● Challenge
Report how many lines of the records below include the word "exit". Give nothing but the number.
---------- Listed entries ----------
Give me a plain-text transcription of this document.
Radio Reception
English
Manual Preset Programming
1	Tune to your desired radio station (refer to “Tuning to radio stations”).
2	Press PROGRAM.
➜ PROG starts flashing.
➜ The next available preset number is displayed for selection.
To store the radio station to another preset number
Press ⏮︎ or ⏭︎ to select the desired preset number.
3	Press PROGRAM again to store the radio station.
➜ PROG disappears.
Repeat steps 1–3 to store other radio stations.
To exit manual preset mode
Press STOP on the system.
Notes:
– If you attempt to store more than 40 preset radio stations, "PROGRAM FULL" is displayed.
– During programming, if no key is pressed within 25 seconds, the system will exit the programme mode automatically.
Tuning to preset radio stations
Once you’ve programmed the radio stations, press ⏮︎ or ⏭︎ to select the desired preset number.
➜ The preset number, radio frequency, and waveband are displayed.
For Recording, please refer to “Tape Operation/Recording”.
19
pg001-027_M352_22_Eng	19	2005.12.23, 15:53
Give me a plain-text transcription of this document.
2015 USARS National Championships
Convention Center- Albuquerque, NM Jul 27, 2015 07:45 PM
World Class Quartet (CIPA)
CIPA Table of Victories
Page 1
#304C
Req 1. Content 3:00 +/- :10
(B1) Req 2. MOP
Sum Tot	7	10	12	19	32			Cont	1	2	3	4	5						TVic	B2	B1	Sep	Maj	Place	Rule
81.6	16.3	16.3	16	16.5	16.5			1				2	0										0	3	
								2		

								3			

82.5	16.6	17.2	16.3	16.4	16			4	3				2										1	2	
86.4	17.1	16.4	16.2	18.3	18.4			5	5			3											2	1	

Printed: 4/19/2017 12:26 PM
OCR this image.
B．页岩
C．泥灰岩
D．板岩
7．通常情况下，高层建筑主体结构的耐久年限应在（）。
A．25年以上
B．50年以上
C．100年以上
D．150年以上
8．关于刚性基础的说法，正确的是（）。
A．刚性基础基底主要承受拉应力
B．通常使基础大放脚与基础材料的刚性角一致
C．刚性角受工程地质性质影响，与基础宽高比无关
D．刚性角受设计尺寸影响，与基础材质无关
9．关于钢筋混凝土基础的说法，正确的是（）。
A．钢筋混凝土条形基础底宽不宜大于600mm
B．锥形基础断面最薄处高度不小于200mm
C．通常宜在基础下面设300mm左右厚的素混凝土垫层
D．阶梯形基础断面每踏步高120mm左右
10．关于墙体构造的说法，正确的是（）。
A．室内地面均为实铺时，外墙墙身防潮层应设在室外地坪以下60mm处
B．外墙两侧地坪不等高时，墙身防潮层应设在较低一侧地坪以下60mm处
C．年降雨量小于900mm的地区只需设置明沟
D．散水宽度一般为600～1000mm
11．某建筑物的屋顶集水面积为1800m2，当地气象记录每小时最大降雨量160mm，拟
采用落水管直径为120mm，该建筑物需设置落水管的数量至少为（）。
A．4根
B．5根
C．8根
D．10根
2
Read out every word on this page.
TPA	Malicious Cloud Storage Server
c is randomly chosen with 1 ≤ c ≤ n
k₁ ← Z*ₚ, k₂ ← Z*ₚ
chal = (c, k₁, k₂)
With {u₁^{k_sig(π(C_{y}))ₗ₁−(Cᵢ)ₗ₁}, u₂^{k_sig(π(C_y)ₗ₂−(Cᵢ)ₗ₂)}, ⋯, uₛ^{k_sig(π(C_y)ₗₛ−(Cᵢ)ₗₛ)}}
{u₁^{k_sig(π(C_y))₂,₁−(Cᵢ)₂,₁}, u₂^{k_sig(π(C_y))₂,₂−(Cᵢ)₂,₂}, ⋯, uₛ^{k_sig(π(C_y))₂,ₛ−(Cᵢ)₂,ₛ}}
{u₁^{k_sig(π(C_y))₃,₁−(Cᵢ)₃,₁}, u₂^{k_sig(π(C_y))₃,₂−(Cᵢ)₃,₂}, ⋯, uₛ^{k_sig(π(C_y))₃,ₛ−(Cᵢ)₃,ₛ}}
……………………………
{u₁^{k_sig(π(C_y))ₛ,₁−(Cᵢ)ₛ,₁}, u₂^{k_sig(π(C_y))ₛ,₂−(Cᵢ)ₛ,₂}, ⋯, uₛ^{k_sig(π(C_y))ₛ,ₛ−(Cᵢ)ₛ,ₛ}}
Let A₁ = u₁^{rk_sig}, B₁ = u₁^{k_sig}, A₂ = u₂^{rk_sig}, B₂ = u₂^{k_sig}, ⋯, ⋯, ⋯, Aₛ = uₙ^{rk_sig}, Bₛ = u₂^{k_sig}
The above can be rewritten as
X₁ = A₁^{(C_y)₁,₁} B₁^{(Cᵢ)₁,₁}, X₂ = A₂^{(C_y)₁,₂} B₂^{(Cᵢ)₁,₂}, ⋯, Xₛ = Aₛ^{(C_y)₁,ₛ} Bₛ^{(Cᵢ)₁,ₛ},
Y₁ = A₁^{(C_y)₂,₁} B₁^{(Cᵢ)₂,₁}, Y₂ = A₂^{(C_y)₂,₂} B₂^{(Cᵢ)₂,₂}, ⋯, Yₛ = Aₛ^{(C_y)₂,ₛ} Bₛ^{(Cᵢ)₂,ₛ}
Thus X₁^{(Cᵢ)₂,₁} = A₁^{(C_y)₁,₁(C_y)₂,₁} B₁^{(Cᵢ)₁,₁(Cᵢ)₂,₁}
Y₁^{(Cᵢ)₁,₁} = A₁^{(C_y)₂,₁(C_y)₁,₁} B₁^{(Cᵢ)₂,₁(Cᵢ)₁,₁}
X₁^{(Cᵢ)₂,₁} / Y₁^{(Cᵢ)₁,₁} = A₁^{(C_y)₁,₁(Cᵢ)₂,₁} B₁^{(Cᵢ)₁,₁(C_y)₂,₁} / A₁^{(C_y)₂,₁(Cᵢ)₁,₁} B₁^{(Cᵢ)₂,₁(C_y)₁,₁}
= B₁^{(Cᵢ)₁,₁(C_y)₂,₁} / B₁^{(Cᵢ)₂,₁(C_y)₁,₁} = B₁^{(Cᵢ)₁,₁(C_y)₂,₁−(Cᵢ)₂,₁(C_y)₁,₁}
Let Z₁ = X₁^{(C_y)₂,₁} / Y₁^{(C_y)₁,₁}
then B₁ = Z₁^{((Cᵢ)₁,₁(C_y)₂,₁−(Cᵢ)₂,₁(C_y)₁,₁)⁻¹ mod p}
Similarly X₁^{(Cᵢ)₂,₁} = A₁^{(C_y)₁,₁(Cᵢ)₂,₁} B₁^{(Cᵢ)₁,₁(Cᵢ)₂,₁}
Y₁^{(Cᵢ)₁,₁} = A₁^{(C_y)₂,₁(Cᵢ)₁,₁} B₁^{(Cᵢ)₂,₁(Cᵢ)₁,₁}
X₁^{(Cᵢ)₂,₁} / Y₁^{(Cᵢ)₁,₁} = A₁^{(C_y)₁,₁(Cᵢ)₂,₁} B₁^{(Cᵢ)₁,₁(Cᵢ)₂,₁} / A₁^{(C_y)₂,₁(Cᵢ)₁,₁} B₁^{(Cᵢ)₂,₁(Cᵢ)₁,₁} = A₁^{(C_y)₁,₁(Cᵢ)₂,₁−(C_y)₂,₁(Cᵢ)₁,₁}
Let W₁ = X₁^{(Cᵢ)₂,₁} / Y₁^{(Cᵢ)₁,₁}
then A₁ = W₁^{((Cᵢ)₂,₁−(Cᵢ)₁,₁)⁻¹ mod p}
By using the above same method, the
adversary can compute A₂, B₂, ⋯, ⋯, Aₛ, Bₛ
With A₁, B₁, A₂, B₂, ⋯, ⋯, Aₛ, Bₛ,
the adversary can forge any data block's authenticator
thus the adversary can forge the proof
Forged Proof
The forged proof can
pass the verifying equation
----------
● Solution to this exercise
2